*Set task*: In the entries below, find the lines that contain the word "Sales" and copy them.

*Stored rows*:
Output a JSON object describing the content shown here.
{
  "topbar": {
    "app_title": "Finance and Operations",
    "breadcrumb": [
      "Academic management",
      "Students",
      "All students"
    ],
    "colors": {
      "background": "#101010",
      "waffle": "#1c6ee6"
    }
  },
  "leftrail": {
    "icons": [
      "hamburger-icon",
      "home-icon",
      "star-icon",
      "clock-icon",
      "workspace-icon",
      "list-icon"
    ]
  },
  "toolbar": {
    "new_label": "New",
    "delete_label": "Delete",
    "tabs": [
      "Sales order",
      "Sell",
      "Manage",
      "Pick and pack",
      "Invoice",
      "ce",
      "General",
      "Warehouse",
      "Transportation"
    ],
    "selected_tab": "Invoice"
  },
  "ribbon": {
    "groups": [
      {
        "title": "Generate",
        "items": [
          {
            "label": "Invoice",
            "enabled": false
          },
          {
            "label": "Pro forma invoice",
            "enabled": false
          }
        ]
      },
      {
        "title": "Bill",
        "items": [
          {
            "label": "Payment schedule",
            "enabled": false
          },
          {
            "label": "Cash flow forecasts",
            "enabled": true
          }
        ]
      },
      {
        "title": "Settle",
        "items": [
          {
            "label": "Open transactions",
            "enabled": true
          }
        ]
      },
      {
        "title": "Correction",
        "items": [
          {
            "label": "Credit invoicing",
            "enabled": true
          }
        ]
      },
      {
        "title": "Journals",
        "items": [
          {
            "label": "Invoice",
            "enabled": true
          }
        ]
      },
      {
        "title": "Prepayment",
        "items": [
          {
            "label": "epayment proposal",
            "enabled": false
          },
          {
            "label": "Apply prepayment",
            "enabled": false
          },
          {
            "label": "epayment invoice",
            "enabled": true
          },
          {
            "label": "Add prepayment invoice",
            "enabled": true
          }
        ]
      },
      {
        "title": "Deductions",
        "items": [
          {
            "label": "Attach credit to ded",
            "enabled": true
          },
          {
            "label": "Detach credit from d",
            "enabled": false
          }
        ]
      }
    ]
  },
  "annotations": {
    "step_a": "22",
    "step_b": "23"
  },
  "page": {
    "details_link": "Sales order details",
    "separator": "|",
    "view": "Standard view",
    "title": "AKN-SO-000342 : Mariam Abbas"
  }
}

*Task response*:
      "Sales order",
    "details_link": "Sales order details",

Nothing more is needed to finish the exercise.